_GIVEN EXERCISE_
Rename "minimap-bar" to "overview-bar" throughout the records, and write out every line again with nothing else changed.

:::::

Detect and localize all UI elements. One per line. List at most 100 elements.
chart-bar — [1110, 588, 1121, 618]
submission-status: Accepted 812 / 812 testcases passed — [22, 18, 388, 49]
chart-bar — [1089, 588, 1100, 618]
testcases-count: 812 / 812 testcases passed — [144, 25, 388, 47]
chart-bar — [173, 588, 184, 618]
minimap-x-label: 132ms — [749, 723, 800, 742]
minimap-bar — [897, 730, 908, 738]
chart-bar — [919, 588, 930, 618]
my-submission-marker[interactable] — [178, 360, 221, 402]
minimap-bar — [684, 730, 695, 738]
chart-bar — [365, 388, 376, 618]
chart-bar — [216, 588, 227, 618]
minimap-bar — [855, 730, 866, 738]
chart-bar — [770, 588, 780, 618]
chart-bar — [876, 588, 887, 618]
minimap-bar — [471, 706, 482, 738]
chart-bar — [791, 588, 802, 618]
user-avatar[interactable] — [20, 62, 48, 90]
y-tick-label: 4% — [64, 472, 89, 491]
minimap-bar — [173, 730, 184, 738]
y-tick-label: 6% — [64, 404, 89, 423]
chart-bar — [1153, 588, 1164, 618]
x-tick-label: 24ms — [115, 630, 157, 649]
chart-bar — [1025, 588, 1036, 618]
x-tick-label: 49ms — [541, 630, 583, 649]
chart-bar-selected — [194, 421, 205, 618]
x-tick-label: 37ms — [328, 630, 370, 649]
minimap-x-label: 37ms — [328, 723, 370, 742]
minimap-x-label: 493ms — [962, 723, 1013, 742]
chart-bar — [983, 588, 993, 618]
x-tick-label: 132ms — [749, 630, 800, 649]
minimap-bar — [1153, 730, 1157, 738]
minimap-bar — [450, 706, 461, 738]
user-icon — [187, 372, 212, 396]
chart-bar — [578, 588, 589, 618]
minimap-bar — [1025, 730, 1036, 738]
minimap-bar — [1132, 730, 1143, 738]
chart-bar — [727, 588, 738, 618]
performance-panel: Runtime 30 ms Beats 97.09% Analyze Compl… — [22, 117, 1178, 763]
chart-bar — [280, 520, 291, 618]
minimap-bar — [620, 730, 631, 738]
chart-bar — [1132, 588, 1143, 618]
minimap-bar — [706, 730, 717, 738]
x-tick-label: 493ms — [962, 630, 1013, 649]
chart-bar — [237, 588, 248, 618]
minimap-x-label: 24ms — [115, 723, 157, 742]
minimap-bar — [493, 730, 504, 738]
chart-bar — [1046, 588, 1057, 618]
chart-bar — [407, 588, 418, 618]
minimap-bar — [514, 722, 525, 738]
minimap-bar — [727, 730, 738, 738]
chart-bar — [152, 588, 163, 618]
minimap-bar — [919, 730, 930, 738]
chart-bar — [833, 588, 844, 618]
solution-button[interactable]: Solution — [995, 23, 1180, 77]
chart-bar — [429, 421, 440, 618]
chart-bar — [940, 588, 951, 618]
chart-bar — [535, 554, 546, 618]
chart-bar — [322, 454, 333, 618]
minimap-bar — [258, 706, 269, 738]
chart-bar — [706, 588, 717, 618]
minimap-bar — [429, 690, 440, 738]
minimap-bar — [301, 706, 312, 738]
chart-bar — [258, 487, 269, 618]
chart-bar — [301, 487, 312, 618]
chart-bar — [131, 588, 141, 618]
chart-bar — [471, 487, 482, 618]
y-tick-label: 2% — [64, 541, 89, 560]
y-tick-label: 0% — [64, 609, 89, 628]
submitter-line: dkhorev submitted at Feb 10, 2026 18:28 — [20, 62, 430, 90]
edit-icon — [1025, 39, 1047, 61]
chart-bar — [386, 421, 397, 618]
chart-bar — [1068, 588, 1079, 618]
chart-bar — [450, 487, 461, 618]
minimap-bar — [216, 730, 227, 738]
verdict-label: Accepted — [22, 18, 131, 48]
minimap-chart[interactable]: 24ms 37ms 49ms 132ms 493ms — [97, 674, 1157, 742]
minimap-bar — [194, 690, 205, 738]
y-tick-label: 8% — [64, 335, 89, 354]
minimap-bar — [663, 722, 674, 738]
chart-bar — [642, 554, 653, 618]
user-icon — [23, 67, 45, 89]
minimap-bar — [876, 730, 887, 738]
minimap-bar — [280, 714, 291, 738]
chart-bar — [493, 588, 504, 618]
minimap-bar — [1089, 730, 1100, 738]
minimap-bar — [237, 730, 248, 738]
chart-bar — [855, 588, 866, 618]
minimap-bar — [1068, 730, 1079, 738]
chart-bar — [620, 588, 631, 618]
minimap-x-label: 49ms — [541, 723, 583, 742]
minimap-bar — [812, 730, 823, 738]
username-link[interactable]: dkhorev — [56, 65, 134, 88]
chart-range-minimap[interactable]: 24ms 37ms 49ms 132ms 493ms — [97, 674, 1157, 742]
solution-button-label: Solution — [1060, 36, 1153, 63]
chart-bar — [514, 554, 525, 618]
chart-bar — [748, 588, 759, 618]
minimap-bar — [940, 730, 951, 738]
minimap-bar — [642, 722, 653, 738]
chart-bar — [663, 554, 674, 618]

:::::

_FINISHED EXERCISE_
Detect and localize all UI elements. One per line. List at most 100 elements.
chart-bar — [1110, 588, 1121, 618]
submission-status: Accepted 812 / 812 testcases passed — [22, 18, 388, 49]
chart-bar — [1089, 588, 1100, 618]
testcases-count: 812 / 812 testcases passed — [144, 25, 388, 47]
chart-bar — [173, 588, 184, 618]
minimap-x-label: 132ms — [749, 723, 800, 742]
overview-bar — [897, 730, 908, 738]
chart-bar — [919, 588, 930, 618]
my-submission-marker[interactable] — [178, 360, 221, 402]
overview-bar — [684, 730, 695, 738]
chart-bar — [365, 388, 376, 618]
chart-bar — [216, 588, 227, 618]
overview-bar — [855, 730, 866, 738]
chart-bar — [770, 588, 780, 618]
chart-bar — [876, 588, 887, 618]
overview-bar — [471, 706, 482, 738]
chart-bar — [791, 588, 802, 618]
user-avatar[interactable] — [20, 62, 48, 90]
y-tick-label: 4% — [64, 472, 89, 491]
overview-bar — [173, 730, 184, 738]
y-tick-label: 6% — [64, 404, 89, 423]
chart-bar — [1153, 588, 1164, 618]
x-tick-label: 24ms — [115, 630, 157, 649]
chart-bar — [1025, 588, 1036, 618]
x-tick-label: 49ms — [541, 630, 583, 649]
chart-bar-selected — [194, 421, 205, 618]
x-tick-label: 37ms — [328, 630, 370, 649]
minimap-x-label: 37ms — [328, 723, 370, 742]
minimap-x-label: 493ms — [962, 723, 1013, 742]
chart-bar — [983, 588, 993, 618]
x-tick-label: 132ms — [749, 630, 800, 649]
overview-bar — [1153, 730, 1157, 738]
overview-bar — [450, 706, 461, 738]
user-icon — [187, 372, 212, 396]
chart-bar — [578, 588, 589, 618]
overview-bar — [1025, 730, 1036, 738]
overview-bar — [1132, 730, 1143, 738]
chart-bar — [727, 588, 738, 618]
performance-panel: Runtime 30 ms Beats 97.09% Analyze Compl… — [22, 117, 1178, 763]
chart-bar — [280, 520, 291, 618]
overview-bar — [620, 730, 631, 738]
chart-bar — [1132, 588, 1143, 618]
overview-bar — [706, 730, 717, 738]
x-tick-label: 493ms — [962, 630, 1013, 649]
chart-bar — [237, 588, 248, 618]
minimap-x-label: 24ms — [115, 723, 157, 742]
overview-bar — [493, 730, 504, 738]
chart-bar — [1046, 588, 1057, 618]
chart-bar — [407, 588, 418, 618]
overview-bar — [514, 722, 525, 738]
overview-bar — [727, 730, 738, 738]
chart-bar — [152, 588, 163, 618]
overview-bar — [919, 730, 930, 738]
chart-bar — [833, 588, 844, 618]
solution-button[interactable]: Solution — [995, 23, 1180, 77]
chart-bar — [429, 421, 440, 618]
chart-bar — [940, 588, 951, 618]
chart-bar — [535, 554, 546, 618]
chart-bar — [322, 454, 333, 618]
overview-bar — [258, 706, 269, 738]
chart-bar — [706, 588, 717, 618]
overview-bar — [429, 690, 440, 738]
overview-bar — [301, 706, 312, 738]
chart-bar — [258, 487, 269, 618]
chart-bar — [301, 487, 312, 618]
chart-bar — [131, 588, 141, 618]
chart-bar — [471, 487, 482, 618]
y-tick-label: 2% — [64, 541, 89, 560]
y-tick-label: 0% — [64, 609, 89, 628]
submitter-line: dkhorev submitted at Feb 10, 2026 18:28 — [20, 62, 430, 90]
edit-icon — [1025, 39, 1047, 61]
chart-bar — [386, 421, 397, 618]
chart-bar — [1068, 588, 1079, 618]
chart-bar — [450, 487, 461, 618]
overview-bar — [216, 730, 227, 738]
verdict-label: Accepted — [22, 18, 131, 48]
minimap-chart[interactable]: 24ms 37ms 49ms 132ms 493ms — [97, 674, 1157, 742]
overview-bar — [194, 690, 205, 738]
y-tick-label: 8% — [64, 335, 89, 354]
overview-bar — [663, 722, 674, 738]
chart-bar — [642, 554, 653, 618]
user-icon — [23, 67, 45, 89]
overview-bar — [876, 730, 887, 738]
overview-bar — [280, 714, 291, 738]
chart-bar — [493, 588, 504, 618]
overview-bar — [1089, 730, 1100, 738]
overview-bar — [237, 730, 248, 738]
chart-bar — [855, 588, 866, 618]
overview-bar — [1068, 730, 1079, 738]
chart-bar — [620, 588, 631, 618]
minimap-x-label: 49ms — [541, 723, 583, 742]
overview-bar — [812, 730, 823, 738]
username-link[interactable]: dkhorev — [56, 65, 134, 88]
chart-range-minimap[interactable]: 24ms 37ms 49ms 132ms 493ms — [97, 674, 1157, 742]
solution-button-label: Solution — [1060, 36, 1153, 63]
chart-bar — [514, 554, 525, 618]
chart-bar — [748, 588, 759, 618]
overview-bar — [940, 730, 951, 738]
overview-bar — [642, 722, 653, 738]
chart-bar — [663, 554, 674, 618]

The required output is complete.